Trump und McConnell haben seit Dezember nicht mehr miteinander gesprochen

Die beiden sollen seit Dezember nicht mehr miteinander gesprochen haben. Zudem hat McConnell Verschwörungstheorien, wie sie auch Trump verbreitet, als „Krebsgeschwür“ der Republikanischen Partei bezeichnet.

Bezweifelt wird zwar, dass er letztlich dafür stimmen wird, Trump zu verurteilen und dabei vielleicht andere Kollegen mitzieht. Denn das könnte die Chancen seiner Partei schwächen, 2022 die Mehrheit im Senat zurückzuerobern – und seine Stellung als Minderheitsführer gefährden. Ein Großteil der 74 Millionen Amerikaner, die Trump im November gewählt hatten, hält weiter fest zu ihm.

Aber ganz vielleicht entschließt sich der 78-Jährige auch, mit einer überraschenden Gewissensentscheidung das mögliche Ende seiner Karriere einzuläuten: 2026, wenn er wiedergewählt werden müsste, wäre der Senator aus Kentucky 84.

**Datensätze**
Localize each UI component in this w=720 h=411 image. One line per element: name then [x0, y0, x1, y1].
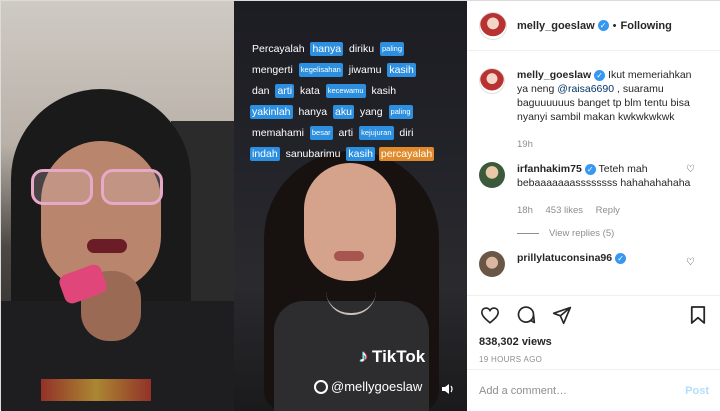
instagram-post-window: Percayalah hanya diriku paling mengerti … [0, 0, 720, 411]
tiktok-logo-icon: ♪ [359, 346, 368, 366]
comment-username[interactable]: irfanhakim75 [517, 163, 582, 175]
lyric-word: yang [359, 106, 383, 119]
lyrics-overlay: Percayalah hanya diriku paling mengerti … [250, 39, 460, 165]
comment-item: irfanhakim75 ✓ Teteh mah bebaaaaaaassssss… [479, 162, 709, 218]
lyric-word: yakinlah [250, 105, 293, 120]
comment-body: prillylatuconsina96 ✓ [517, 251, 697, 277]
shirt-print [41, 379, 151, 401]
view-replies[interactable]: View replies (5) [517, 228, 709, 239]
caption: melly_goeslaw ✓ Ikut memeriahkan ya neng … [479, 68, 709, 152]
following-button[interactable]: Following [621, 20, 672, 32]
person-mouth [87, 239, 127, 253]
tiktok-wordmark: TikTok [372, 346, 426, 366]
lyric-word: arti [275, 84, 295, 99]
lyric-line: mengerti kegelisahan jiwamu kasih [250, 60, 460, 81]
lyric-word: kasih [371, 85, 397, 98]
lyric-word: hanya [310, 42, 344, 57]
comment-icon[interactable] [515, 304, 537, 326]
lyric-word: kasih [346, 147, 375, 162]
comment-input[interactable] [479, 384, 686, 397]
caption-meta: 19h [517, 138, 697, 152]
caption-time[interactable]: 19h [517, 139, 533, 150]
lyric-word: dan [252, 85, 270, 98]
lyric-word: memahami [252, 127, 304, 140]
lyric-word: kejujuran [359, 126, 394, 141]
lyric-word: indah [250, 147, 280, 162]
heart-icon[interactable] [479, 304, 501, 326]
lyric-word: diri [399, 127, 414, 140]
posted-time[interactable]: 19 HOURS AGO [479, 355, 709, 364]
tiktok-user-icon [314, 379, 328, 394]
post-button[interactable]: Post [685, 385, 709, 397]
bookmark-icon[interactable] [687, 304, 709, 326]
like-comment-heart-icon[interactable]: ♡ [686, 164, 695, 175]
verified-badge-icon: ✓ [584, 163, 596, 175]
lyric-line: Percayalah hanya diriku paling [250, 39, 460, 60]
avatar[interactable] [479, 11, 507, 40]
pink-glasses [31, 169, 166, 205]
video-pane-right: Percayalah hanya diriku paling mengerti … [234, 1, 467, 411]
lyric-word: besar [309, 126, 333, 141]
commenter-avatar[interactable] [479, 162, 505, 188]
lyric-word: hanya [298, 106, 328, 119]
post-actions: 838,302 views 19 HOURS AGO [467, 295, 720, 364]
verified-badge-icon: ✓ [597, 20, 609, 31]
comment-item: prillylatuconsina96 ✓ ♡ [479, 251, 709, 277]
comments-list[interactable]: melly_goeslaw ✓ Ikut memeriahkan ya neng … [467, 52, 720, 295]
tiktok-username-text: @mellygoeslaw [331, 379, 423, 394]
post-media[interactable]: Percayalah hanya diriku paling mengerti … [1, 1, 467, 411]
lyric-word: percayalah [378, 147, 435, 162]
comment-meta: 18h 453 likes Reply [517, 204, 697, 218]
lyric-word: kata [299, 85, 320, 98]
caption-avatar[interactable] [479, 68, 505, 94]
sound-icon[interactable] [441, 383, 457, 397]
verified-badge-icon: ✓ [594, 69, 606, 81]
comment-body: irfanhakim75 ✓ Teteh mah bebaaaaaaassssss… [517, 162, 697, 218]
header-username[interactable]: melly_goeslaw [517, 20, 595, 32]
share-icon[interactable] [551, 304, 573, 326]
view-replies-label[interactable]: View replies (5) [549, 228, 614, 239]
lyric-line: indah sanubarimu kasih percayalah [250, 144, 460, 165]
lyric-word: jiwamu [348, 64, 382, 77]
commenter-avatar[interactable] [479, 251, 505, 277]
lyric-word: arti [338, 127, 354, 140]
caption-mention-link[interactable]: @raisa6690 [557, 83, 614, 95]
lyric-word: aku [332, 105, 354, 120]
lyric-word: paling [388, 105, 413, 120]
tiktok-username: @mellygoeslaw [314, 379, 422, 394]
comment-username[interactable]: prillylatuconsina96 [517, 252, 612, 264]
add-comment-bar: Post [467, 369, 720, 411]
singer-lips [334, 251, 364, 261]
reply-button[interactable]: Reply [596, 205, 620, 216]
verified-badge-icon: ✓ [615, 252, 627, 264]
post-header: melly_goeslaw ✓ • Following [467, 1, 720, 51]
lyric-word: sanubarimu [285, 148, 341, 161]
lyric-word: kecewamu [325, 84, 366, 99]
lyric-word: diriku [348, 43, 375, 56]
singer-face [304, 163, 396, 281]
separator-dot: • [612, 19, 617, 32]
like-comment-heart-icon[interactable]: ♡ [686, 257, 695, 268]
video-pane-left [1, 1, 234, 411]
action-icons [479, 304, 709, 326]
lyric-line: memahami besar arti kejujuran diri [250, 123, 460, 144]
replies-divider [517, 233, 539, 234]
lyric-line: yakinlah hanya aku yang paling [250, 102, 460, 123]
comment-time[interactable]: 18h [517, 205, 533, 216]
lyric-word: mengerti [252, 64, 293, 77]
caption-username[interactable]: melly_goeslaw [517, 69, 591, 81]
lyric-word: kasih [387, 63, 416, 78]
comment-likes[interactable]: 453 likes [546, 205, 584, 216]
post-side-panel: melly_goeslaw ✓ • Following melly_goesla… [467, 1, 720, 411]
lyric-word: kegelisahan [298, 63, 343, 78]
view-count[interactable]: 838,302 views [479, 336, 709, 348]
tiktok-watermark: ♪ TikTok [359, 346, 425, 367]
lyric-word: paling [380, 42, 405, 57]
lyric-word: Percayalah [252, 43, 305, 56]
caption-body: melly_goeslaw ✓ Ikut memeriahkan ya neng … [517, 68, 697, 152]
lyric-line: dan arti kata kecewamu kasih [250, 81, 460, 102]
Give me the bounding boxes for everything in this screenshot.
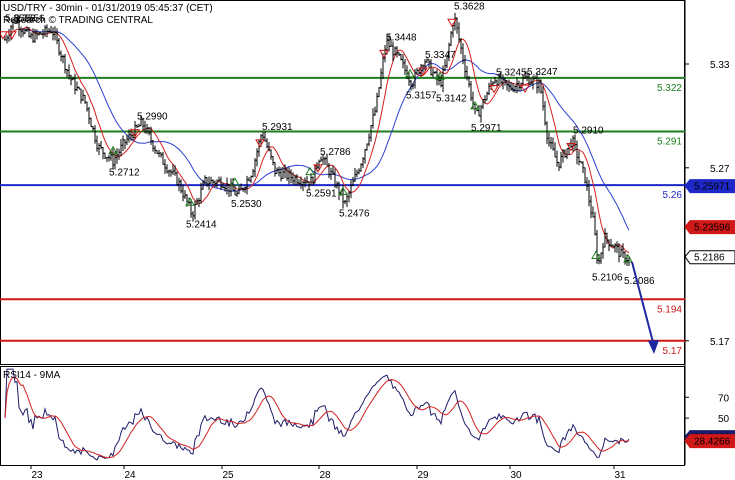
x-tick-label: 24 [124, 470, 136, 480]
price-y-tick-label: 5.17 [710, 337, 730, 348]
x-axis-ticks: 23 24 25 28 29 30 31 [30, 465, 626, 480]
swing-high-label: 5.2910 [573, 125, 604, 136]
swing-low-label: 5.2086 [624, 276, 655, 287]
rsi-tag-label: 28.4266 [694, 437, 731, 448]
swing-low-label: 5.2476 [339, 209, 370, 220]
rsi-line [4, 368, 630, 461]
rsi-panel-frame [0, 366, 685, 466]
swing-high-label: 5.2931 [262, 122, 293, 133]
rsi-y-tick-label: 70 [718, 393, 730, 404]
ma-blue-line [20, 29, 630, 231]
swing-low-label: 5.3157 [406, 91, 437, 102]
x-tick-label: 25 [222, 470, 234, 480]
y-axis-ticks: 5.33 5.27 5.17 70 50 [685, 60, 730, 425]
swing-high-marker [255, 139, 265, 148]
usdtry-chart: 5.3225.2915.265.1945.17 5.35565.35565.29… [0, 0, 735, 480]
x-tick-label: 30 [510, 470, 522, 480]
level-label: 5.17 [663, 346, 683, 357]
swing-low-label: 5.2106 [592, 273, 623, 284]
swing-low-label: 5.2414 [186, 219, 217, 230]
swing-markers: 5.35565.35565.29905.27125.24145.25305.29… [0, 1, 655, 287]
source-label: Research © TRADING CENTRAL [3, 15, 153, 26]
swing-high-label: 5.2786 [320, 147, 351, 158]
swing-high-label: 5.3247 [527, 67, 558, 78]
price-tag-label: 5.2186 [694, 253, 725, 264]
swing-high-label: 5.3448 [386, 32, 417, 43]
rsi-series [4, 368, 630, 461]
ma-red-line [10, 26, 630, 254]
swing-low-label: 5.2591 [306, 189, 337, 200]
price-tag-label: 5.25971 [694, 182, 731, 193]
x-tick-label: 29 [417, 470, 429, 480]
price-tag-label: 5.23596 [694, 223, 731, 234]
swing-low-label: 5.2530 [231, 199, 262, 210]
level-label: 5.322 [657, 83, 682, 94]
level-label: 5.291 [657, 136, 682, 147]
x-tick-label: 28 [319, 470, 331, 480]
rsi-title: RSI14 - 9MA [3, 370, 61, 381]
swing-low-label: 5.2971 [471, 123, 502, 134]
price-bars [4, 12, 630, 266]
swing-high-marker [0, 31, 8, 40]
price-y-tick-label: 5.33 [710, 60, 730, 71]
moving-averages [10, 26, 630, 254]
swing-high-label: 5.2990 [137, 112, 168, 123]
rsi-y-tick-label: 50 [718, 414, 730, 425]
chart-title: USD/TRY - 30min - 01/31/2019 05:45:37 (C… [3, 3, 213, 14]
swing-high-label: 5.3245 [496, 68, 527, 79]
level-label: 5.194 [657, 304, 682, 315]
swing-high-label: 5.3347 [425, 50, 456, 61]
swing-high-label: 5.3628 [454, 1, 485, 12]
price-tags: 5.259715.235965.218632.242228.4266 [684, 179, 735, 449]
x-tick-label: 31 [614, 470, 626, 480]
swing-low-label: 5.3142 [436, 93, 467, 104]
level-label: 5.26 [663, 190, 683, 201]
x-tick-label: 23 [31, 470, 43, 480]
swing-low-label: 5.2712 [109, 168, 140, 179]
price-panel-frame [0, 0, 685, 365]
price-y-tick-label: 5.27 [710, 164, 730, 175]
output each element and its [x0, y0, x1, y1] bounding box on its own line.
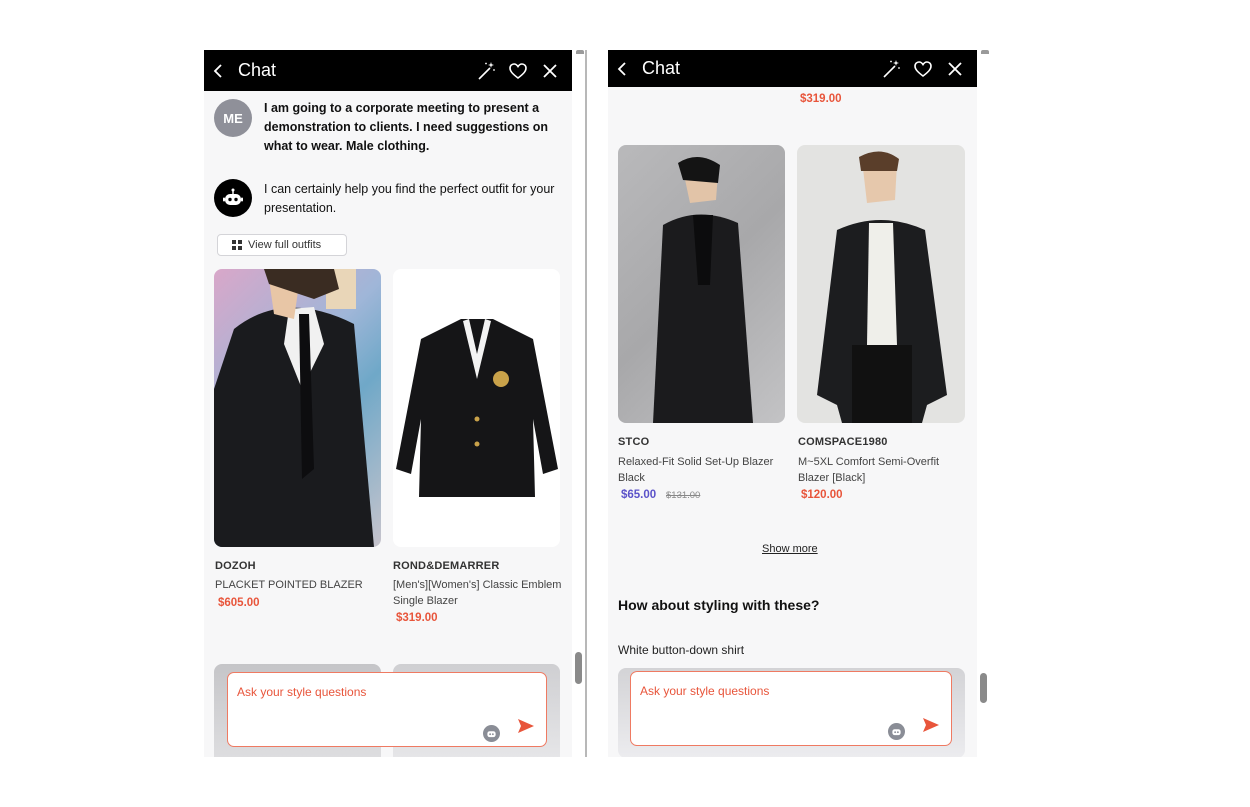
bot-avatar — [214, 179, 252, 217]
robot-icon — [223, 188, 243, 205]
product-price: $605.00 — [218, 597, 260, 609]
heart-icon[interactable] — [913, 59, 933, 79]
product-image-rond-demarrer[interactable] — [393, 269, 560, 547]
window-corner-mark — [981, 50, 989, 54]
product-brand: COMSPACE1980 — [798, 436, 888, 448]
chat-input[interactable] — [640, 684, 880, 714]
chevron-left-icon[interactable] — [614, 60, 632, 78]
user-message: I am going to a corporate meeting to pre… — [264, 101, 549, 153]
product-price: $319.00 — [396, 612, 438, 624]
panel-divider — [585, 50, 587, 757]
scrollbar-thumb[interactable] — [980, 673, 987, 703]
style-bot-button[interactable] — [888, 723, 905, 740]
product-price: $120.00 — [801, 489, 843, 501]
product-name[interactable]: PLACKET POINTED BLAZER — [215, 577, 380, 593]
scrollbar-thumb[interactable] — [575, 652, 582, 684]
product-brand: STCO — [618, 436, 650, 448]
bot-message: I can certainly help you find the perfec… — [264, 182, 555, 215]
chat-title: Chat — [238, 60, 277, 80]
product-image-stco[interactable] — [618, 145, 785, 423]
product-name[interactable]: [Men's][Women's] Classic Emblem Single B… — [393, 577, 563, 609]
product-image-comspace1980[interactable] — [797, 145, 965, 423]
product-original-price: $131.00 — [666, 490, 701, 501]
chat-panel-right: Chat $319.00 STCO Relaxed-Fit Solid Set-… — [608, 50, 977, 757]
user-avatar: ME — [214, 99, 252, 137]
chat-panel-left: Chat ME I am going to a corporate meetin… — [204, 50, 572, 757]
product-brand: ROND&DEMARRER — [393, 560, 500, 572]
magic-wand-icon[interactable] — [881, 59, 901, 79]
chat-header: Chat — [204, 50, 572, 91]
robot-icon — [487, 731, 496, 738]
styling-item-label: White button-down shirt — [618, 643, 745, 657]
window-corner-mark — [576, 50, 584, 54]
style-bot-button[interactable] — [483, 725, 500, 742]
product-name[interactable]: M~5XL Comfort Semi-Overfit Blazer [Black… — [798, 454, 963, 486]
chat-input-box — [630, 671, 952, 746]
grid-icon — [232, 240, 242, 250]
product-brand: DOZOH — [215, 560, 256, 572]
chat-header: Chat — [608, 50, 977, 87]
styling-section-title: How about styling with these? — [618, 597, 820, 613]
send-icon[interactable] — [922, 716, 940, 734]
send-icon[interactable] — [517, 717, 535, 735]
product-image-dozoh[interactable] — [214, 269, 381, 547]
robot-icon — [892, 729, 901, 736]
close-icon[interactable] — [945, 59, 965, 79]
show-more-link[interactable]: Show more — [762, 543, 818, 555]
product-price: $319.00 — [800, 93, 842, 105]
chat-title: Chat — [642, 58, 681, 78]
heart-icon[interactable] — [508, 61, 528, 81]
close-icon[interactable] — [540, 61, 560, 81]
view-full-outfits-button[interactable]: View full outfits — [217, 234, 347, 256]
product-name[interactable]: Relaxed-Fit Solid Set-Up Blazer Black — [618, 454, 788, 486]
chevron-left-icon[interactable] — [210, 62, 228, 80]
product-sale-price: $65.00 — [621, 489, 657, 501]
magic-wand-icon[interactable] — [476, 61, 496, 81]
chat-input-box — [227, 672, 547, 747]
chat-input[interactable] — [237, 685, 477, 715]
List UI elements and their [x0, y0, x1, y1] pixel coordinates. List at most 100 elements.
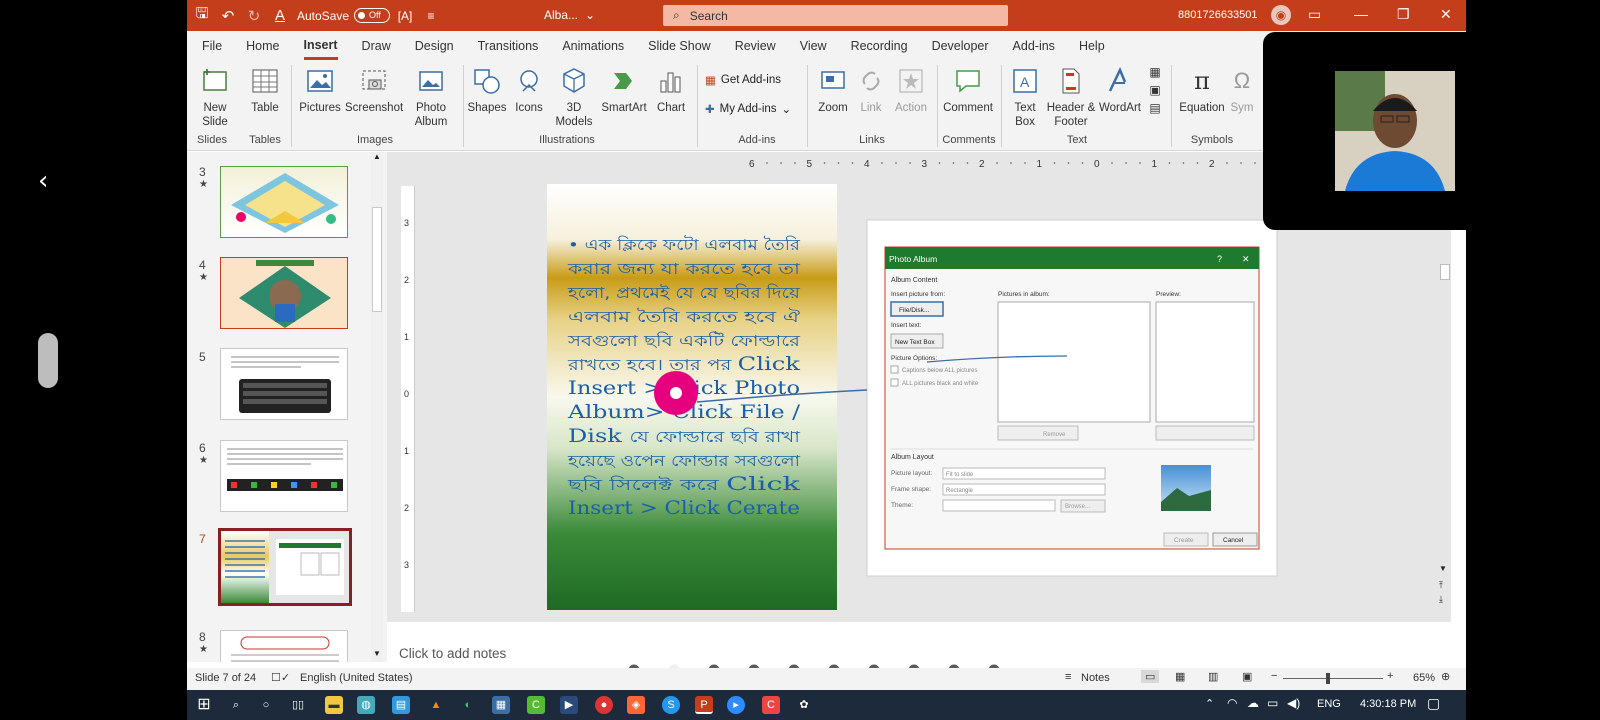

**Übungsaufgaben**
1. Welches Alter hätte der Senator aus Kentucky laut dem Textauszug über Trump und McConnell im Jahr 2026?
2. Führe den Textauszug über Trump und McConnell im Anschluss an seinen letzten Satz fort.
Die Datensätze stehen in keinem Zusammenhang mit dem Textauszug über Trump und McConnell.

**Lösungen**
1. Er wäre 84 Jahre alt.

2.
Nach der Präsentation der Republikaner haben die Senatoren als nächstes bis zu vier Stunden lang die Möglichkeit, schriftliche Fragen zu stellen. Danach wird entschieden, ob noch Zeugen angehört werden, wonach es nicht aussieht. Nach den Abschlussplädoyers fällt dann das Urteil über Trumps Verantwortung für den 6. Januar – und damit auch über seine Zukunft. Er könnte bereits am Samstag freigesprochen werden.